*PROMPT*
Search the listing for "LAYER" and copy every line where it appears.

━━━━━━━━━━

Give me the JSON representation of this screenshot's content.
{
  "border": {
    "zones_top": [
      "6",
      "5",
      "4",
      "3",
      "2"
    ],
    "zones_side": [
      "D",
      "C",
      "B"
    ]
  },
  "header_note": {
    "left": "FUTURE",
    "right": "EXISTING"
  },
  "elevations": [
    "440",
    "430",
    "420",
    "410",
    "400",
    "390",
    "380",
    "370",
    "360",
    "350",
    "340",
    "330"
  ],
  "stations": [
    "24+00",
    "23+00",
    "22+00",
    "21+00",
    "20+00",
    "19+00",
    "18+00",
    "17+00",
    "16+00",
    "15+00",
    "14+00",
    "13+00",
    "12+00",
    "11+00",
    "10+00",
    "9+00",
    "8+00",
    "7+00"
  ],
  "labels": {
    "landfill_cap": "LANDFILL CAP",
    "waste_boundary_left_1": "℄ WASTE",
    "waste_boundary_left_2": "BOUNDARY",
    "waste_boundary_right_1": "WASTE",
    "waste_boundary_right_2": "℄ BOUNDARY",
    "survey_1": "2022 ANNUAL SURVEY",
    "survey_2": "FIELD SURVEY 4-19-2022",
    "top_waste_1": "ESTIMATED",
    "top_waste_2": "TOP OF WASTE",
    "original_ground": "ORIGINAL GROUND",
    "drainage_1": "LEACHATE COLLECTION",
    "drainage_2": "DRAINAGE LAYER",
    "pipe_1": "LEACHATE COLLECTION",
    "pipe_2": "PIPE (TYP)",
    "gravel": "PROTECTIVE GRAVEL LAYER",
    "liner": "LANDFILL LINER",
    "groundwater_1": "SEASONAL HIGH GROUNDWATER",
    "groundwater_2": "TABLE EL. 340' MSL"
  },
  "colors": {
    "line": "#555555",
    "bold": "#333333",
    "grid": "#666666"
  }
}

━━━━━━━━━━

*SOLUTION TO THIS EXERCISE*
    "drainage_2": "DRAINAGE LAYER",
    "gravel": "PROTECTIVE GRAVEL LAYER",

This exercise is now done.